- **WHAT YOU HAVE TO DO**
Show all lines from the listing below that contain "TPHd".

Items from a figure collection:
• • •
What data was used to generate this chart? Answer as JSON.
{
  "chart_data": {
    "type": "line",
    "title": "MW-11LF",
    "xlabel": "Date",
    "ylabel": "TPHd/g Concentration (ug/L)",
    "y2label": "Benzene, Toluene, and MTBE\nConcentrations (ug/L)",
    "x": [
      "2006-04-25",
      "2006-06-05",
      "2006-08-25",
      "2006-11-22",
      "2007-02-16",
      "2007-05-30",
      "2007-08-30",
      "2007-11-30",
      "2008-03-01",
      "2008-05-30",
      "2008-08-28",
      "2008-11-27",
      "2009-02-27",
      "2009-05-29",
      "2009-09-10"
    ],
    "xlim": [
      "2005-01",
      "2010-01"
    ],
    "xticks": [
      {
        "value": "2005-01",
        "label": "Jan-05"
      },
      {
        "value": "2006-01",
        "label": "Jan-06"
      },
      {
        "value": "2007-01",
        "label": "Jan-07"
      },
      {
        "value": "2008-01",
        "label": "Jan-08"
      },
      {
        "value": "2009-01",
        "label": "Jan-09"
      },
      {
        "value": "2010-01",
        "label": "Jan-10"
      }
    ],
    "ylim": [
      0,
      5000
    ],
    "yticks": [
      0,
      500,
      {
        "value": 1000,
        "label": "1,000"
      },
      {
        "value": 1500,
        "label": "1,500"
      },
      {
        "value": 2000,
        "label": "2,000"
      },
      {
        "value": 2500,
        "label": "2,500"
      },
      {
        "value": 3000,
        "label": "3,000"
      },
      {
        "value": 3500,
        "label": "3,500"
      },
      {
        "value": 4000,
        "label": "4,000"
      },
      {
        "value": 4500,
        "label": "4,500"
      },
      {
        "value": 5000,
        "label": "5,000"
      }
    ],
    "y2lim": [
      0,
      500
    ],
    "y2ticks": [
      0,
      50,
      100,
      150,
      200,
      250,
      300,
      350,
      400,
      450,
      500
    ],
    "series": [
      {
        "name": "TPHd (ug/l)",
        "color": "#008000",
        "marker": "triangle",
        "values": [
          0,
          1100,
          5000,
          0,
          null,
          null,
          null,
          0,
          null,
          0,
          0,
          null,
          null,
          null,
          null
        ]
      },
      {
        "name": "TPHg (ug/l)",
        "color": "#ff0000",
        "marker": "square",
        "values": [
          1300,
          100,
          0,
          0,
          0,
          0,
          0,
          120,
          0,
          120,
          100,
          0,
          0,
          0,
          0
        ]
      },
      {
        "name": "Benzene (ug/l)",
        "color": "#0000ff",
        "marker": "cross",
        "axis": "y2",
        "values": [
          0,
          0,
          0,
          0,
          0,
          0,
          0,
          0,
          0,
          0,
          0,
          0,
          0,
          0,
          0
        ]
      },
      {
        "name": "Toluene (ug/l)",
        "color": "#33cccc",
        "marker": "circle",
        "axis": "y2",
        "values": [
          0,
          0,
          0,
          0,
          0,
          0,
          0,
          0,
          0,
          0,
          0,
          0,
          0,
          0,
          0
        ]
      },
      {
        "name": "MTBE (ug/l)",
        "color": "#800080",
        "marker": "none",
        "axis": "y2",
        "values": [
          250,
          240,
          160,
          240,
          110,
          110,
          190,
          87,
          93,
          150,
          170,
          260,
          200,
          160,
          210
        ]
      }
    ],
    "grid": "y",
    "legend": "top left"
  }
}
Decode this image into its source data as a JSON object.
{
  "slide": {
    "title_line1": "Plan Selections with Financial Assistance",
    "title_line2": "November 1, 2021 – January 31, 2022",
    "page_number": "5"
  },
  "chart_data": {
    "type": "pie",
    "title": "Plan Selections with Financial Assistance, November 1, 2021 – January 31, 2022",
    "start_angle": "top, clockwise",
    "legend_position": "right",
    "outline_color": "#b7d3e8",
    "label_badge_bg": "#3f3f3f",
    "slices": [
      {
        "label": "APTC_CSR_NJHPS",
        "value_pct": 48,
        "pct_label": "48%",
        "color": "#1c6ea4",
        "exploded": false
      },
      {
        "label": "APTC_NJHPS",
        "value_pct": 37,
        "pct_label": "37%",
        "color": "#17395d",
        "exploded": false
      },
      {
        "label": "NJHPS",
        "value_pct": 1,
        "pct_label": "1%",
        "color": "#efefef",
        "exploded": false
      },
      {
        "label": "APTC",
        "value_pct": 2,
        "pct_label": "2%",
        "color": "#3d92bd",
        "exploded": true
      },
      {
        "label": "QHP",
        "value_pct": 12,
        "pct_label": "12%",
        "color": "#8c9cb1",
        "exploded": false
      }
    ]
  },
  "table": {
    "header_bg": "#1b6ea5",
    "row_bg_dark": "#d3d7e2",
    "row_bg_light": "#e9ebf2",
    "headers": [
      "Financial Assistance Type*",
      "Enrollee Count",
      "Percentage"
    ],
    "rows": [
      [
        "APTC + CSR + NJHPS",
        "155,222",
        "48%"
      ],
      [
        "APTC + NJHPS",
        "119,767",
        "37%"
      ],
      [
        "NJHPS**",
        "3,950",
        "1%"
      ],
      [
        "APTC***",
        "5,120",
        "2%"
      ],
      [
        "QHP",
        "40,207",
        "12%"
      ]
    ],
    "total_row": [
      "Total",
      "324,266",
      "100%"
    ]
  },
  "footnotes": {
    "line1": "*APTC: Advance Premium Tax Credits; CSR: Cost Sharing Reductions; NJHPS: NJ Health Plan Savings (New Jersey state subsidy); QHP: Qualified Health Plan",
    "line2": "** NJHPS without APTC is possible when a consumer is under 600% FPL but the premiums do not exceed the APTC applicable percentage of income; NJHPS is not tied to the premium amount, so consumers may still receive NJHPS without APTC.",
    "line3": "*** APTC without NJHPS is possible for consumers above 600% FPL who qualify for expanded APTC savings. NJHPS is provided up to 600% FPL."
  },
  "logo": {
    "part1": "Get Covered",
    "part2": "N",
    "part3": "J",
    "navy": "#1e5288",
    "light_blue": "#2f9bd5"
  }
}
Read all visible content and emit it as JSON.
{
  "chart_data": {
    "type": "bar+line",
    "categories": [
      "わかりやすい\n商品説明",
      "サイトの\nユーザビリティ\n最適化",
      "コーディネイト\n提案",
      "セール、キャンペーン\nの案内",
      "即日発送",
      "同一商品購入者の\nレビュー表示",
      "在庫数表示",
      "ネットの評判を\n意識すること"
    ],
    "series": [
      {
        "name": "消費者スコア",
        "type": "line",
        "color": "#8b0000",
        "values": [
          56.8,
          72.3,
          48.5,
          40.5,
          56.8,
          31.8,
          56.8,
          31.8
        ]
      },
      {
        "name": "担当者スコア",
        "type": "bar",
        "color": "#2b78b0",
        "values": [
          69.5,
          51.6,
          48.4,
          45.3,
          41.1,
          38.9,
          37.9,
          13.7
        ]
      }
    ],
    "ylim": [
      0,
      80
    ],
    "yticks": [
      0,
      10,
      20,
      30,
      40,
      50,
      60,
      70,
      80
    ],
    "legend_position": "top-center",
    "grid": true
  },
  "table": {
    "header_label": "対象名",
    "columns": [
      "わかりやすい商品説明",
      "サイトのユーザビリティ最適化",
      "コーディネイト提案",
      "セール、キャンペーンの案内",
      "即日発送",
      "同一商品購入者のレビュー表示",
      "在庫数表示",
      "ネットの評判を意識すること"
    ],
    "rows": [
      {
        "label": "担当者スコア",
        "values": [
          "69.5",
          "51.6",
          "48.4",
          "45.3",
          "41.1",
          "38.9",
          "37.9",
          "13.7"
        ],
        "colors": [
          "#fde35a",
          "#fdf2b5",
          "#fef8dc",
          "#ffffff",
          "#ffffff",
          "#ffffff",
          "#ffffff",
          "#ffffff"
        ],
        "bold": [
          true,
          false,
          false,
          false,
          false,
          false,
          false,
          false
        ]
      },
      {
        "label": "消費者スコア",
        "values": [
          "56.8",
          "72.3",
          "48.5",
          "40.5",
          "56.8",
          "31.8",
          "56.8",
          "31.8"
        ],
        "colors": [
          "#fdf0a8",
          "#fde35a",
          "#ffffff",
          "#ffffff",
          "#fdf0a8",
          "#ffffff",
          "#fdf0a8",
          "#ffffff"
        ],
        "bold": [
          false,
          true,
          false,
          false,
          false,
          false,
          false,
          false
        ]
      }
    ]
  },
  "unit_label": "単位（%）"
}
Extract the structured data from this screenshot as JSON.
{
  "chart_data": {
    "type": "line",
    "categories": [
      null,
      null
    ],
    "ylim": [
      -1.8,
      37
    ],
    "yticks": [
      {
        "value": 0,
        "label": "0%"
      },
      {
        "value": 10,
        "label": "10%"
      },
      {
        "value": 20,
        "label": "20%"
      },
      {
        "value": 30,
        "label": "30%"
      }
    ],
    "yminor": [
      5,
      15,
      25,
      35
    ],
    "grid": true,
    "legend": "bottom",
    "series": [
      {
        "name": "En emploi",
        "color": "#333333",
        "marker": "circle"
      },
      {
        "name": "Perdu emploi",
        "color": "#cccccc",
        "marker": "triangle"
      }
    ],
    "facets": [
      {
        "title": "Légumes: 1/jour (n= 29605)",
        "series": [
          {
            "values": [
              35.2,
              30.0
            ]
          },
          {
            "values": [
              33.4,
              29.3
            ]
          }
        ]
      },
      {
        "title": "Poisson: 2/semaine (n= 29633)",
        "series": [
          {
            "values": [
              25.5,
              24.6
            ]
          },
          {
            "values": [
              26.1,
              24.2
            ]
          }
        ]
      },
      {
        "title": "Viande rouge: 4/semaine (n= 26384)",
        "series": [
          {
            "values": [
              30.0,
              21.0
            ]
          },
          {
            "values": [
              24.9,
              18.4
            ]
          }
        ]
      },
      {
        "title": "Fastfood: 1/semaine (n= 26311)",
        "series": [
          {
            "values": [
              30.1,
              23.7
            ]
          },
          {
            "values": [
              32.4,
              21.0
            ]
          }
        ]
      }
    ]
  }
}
• • •
- **FINISHED ANSWER**
    "ylabel": "TPHd/g Concentration (ug/L)",
        "name": "TPHd (ug/l)",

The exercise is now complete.